→ DIRECTIVE
Go through the material and pull out every line with the string "name" in it.

→ RAW DATA

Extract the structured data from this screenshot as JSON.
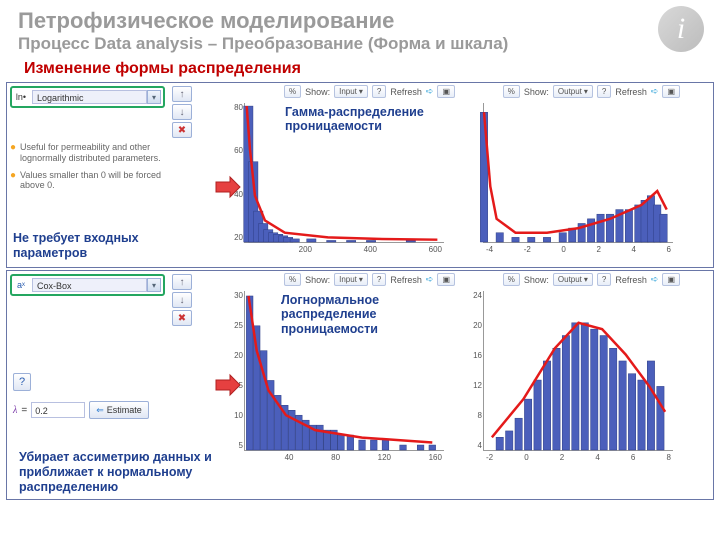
{
  "title": "Петрофизическое моделирование",
  "subtitle": "Процесс Data analysis – Преобразование (Форма и шкала)",
  "headline": "Изменение формы распределения",
  "logo_glyph": "i",
  "section1": {
    "dropdown_value": "Logarithmic",
    "bullets": [
      "Useful for permeability and other lognormally distributed parameters.",
      "Values smaller than 0 will be forced above 0."
    ],
    "caption": "Не требует входных параметров",
    "chart_annot": "Гамма-распределение проницаемости",
    "chart_in": {
      "toolbar_show": "Show:",
      "toolbar_sel": "Input",
      "refresh": "Refresh",
      "yticks": [
        "80",
        "60",
        "40",
        "20"
      ],
      "xticks": [
        "200",
        "400",
        "600"
      ]
    },
    "chart_out": {
      "toolbar_show": "Show:",
      "toolbar_sel": "Output",
      "refresh": "Refresh",
      "yticks": [
        "",
        "",
        "",
        ""
      ],
      "xticks": [
        "-4",
        "-2",
        "0",
        "2",
        "4",
        "6"
      ]
    }
  },
  "section2": {
    "dropdown_value": "Cox-Box",
    "lambda_label": "λ",
    "lambda_eq": "=",
    "lambda_val": "0.2",
    "estimate": "Estimate",
    "caption": "Убирает ассиметрию данных и приближает к нормальному распределению",
    "chart_annot": "Логнормальное распределение проницаемости",
    "chart_in": {
      "toolbar_show": "Show:",
      "toolbar_sel": "Input",
      "refresh": "Refresh",
      "yticks": [
        "30",
        "25",
        "20",
        "15",
        "10",
        "5"
      ],
      "xticks": [
        "40",
        "80",
        "120",
        "160"
      ]
    },
    "chart_out": {
      "toolbar_show": "Show:",
      "toolbar_sel": "Output",
      "refresh": "Refresh",
      "yticks": [
        "24",
        "20",
        "16",
        "12",
        "8",
        "4"
      ],
      "xticks": [
        "-2",
        "0",
        "2",
        "4",
        "6",
        "8"
      ]
    }
  },
  "chart_data": [
    {
      "type": "bar",
      "name": "gamma-input",
      "xlabel": "",
      "ylabel": "",
      "xlim": [
        0,
        600
      ],
      "ylim": [
        0,
        90
      ],
      "bars": [
        [
          10,
          88
        ],
        [
          25,
          52
        ],
        [
          40,
          20
        ],
        [
          55,
          12
        ],
        [
          70,
          8
        ],
        [
          85,
          6
        ],
        [
          100,
          5
        ],
        [
          115,
          4
        ],
        [
          130,
          3
        ],
        [
          150,
          2
        ],
        [
          200,
          2
        ],
        [
          260,
          1
        ],
        [
          320,
          1
        ],
        [
          380,
          1
        ],
        [
          500,
          1
        ]
      ],
      "curve": [
        [
          5,
          88
        ],
        [
          15,
          60
        ],
        [
          30,
          30
        ],
        [
          60,
          14
        ],
        [
          120,
          6
        ],
        [
          250,
          3
        ],
        [
          400,
          2
        ],
        [
          580,
          1.5
        ]
      ]
    },
    {
      "type": "bar",
      "name": "gamma-output",
      "xlabel": "",
      "ylabel": "",
      "xlim": [
        -5,
        7
      ],
      "ylim": [
        0,
        30
      ],
      "bars": [
        [
          -5,
          28
        ],
        [
          -4,
          2
        ],
        [
          -3,
          1
        ],
        [
          -2,
          1
        ],
        [
          -1,
          1
        ],
        [
          0,
          2
        ],
        [
          0.6,
          3
        ],
        [
          1.2,
          4
        ],
        [
          1.8,
          5
        ],
        [
          2.4,
          6
        ],
        [
          3.0,
          6
        ],
        [
          3.6,
          7
        ],
        [
          4.2,
          7
        ],
        [
          4.8,
          8
        ],
        [
          5.2,
          9
        ],
        [
          5.6,
          10
        ],
        [
          6.0,
          8
        ],
        [
          6.4,
          6
        ]
      ],
      "curve": [
        [
          -5,
          28
        ],
        [
          -4.6,
          12
        ],
        [
          -4.2,
          5
        ],
        [
          -3.0,
          2
        ],
        [
          -1.0,
          2
        ],
        [
          1.0,
          3
        ],
        [
          3.0,
          5
        ],
        [
          5.0,
          8
        ],
        [
          6.0,
          11
        ],
        [
          6.6,
          7
        ]
      ]
    },
    {
      "type": "bar",
      "name": "lognorm-input",
      "xlabel": "",
      "ylabel": "",
      "xlim": [
        0,
        170
      ],
      "ylim": [
        0,
        32
      ],
      "bars": [
        [
          4,
          31
        ],
        [
          10,
          25
        ],
        [
          16,
          20
        ],
        [
          22,
          14
        ],
        [
          28,
          11
        ],
        [
          34,
          9
        ],
        [
          40,
          8
        ],
        [
          46,
          7
        ],
        [
          52,
          6
        ],
        [
          58,
          5
        ],
        [
          64,
          5
        ],
        [
          70,
          4
        ],
        [
          76,
          4
        ],
        [
          82,
          3
        ],
        [
          90,
          3
        ],
        [
          100,
          2
        ],
        [
          110,
          2
        ],
        [
          120,
          2
        ],
        [
          135,
          1
        ],
        [
          150,
          1
        ],
        [
          160,
          1
        ]
      ],
      "curve": [
        [
          3,
          31
        ],
        [
          10,
          20
        ],
        [
          20,
          12
        ],
        [
          35,
          7
        ],
        [
          60,
          4
        ],
        [
          100,
          2.5
        ],
        [
          160,
          1.5
        ]
      ]
    },
    {
      "type": "bar",
      "name": "lognorm-output",
      "xlabel": "",
      "ylabel": "",
      "xlim": [
        -3,
        9
      ],
      "ylim": [
        0,
        25
      ],
      "bars": [
        [
          -2,
          2
        ],
        [
          -1.4,
          3
        ],
        [
          -0.8,
          5
        ],
        [
          -0.2,
          8
        ],
        [
          0.4,
          11
        ],
        [
          1.0,
          14
        ],
        [
          1.6,
          16
        ],
        [
          2.2,
          18
        ],
        [
          2.8,
          20
        ],
        [
          3.4,
          20
        ],
        [
          4.0,
          19
        ],
        [
          4.6,
          18
        ],
        [
          5.2,
          16
        ],
        [
          5.8,
          14
        ],
        [
          6.4,
          12
        ],
        [
          7.0,
          11
        ],
        [
          7.6,
          14
        ],
        [
          8.2,
          10
        ]
      ],
      "curve": [
        [
          -2.5,
          2
        ],
        [
          -0.5,
          8
        ],
        [
          1.5,
          16
        ],
        [
          3.0,
          20
        ],
        [
          4.5,
          19
        ],
        [
          6.0,
          15
        ],
        [
          7.5,
          10
        ],
        [
          8.5,
          6
        ]
      ]
    }
  ]
}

→ RESPONSE TO THIS TASK
      "name": "gamma-input",
      "name": "gamma-output",
      "name": "lognorm-input",
      "name": "lognorm-output",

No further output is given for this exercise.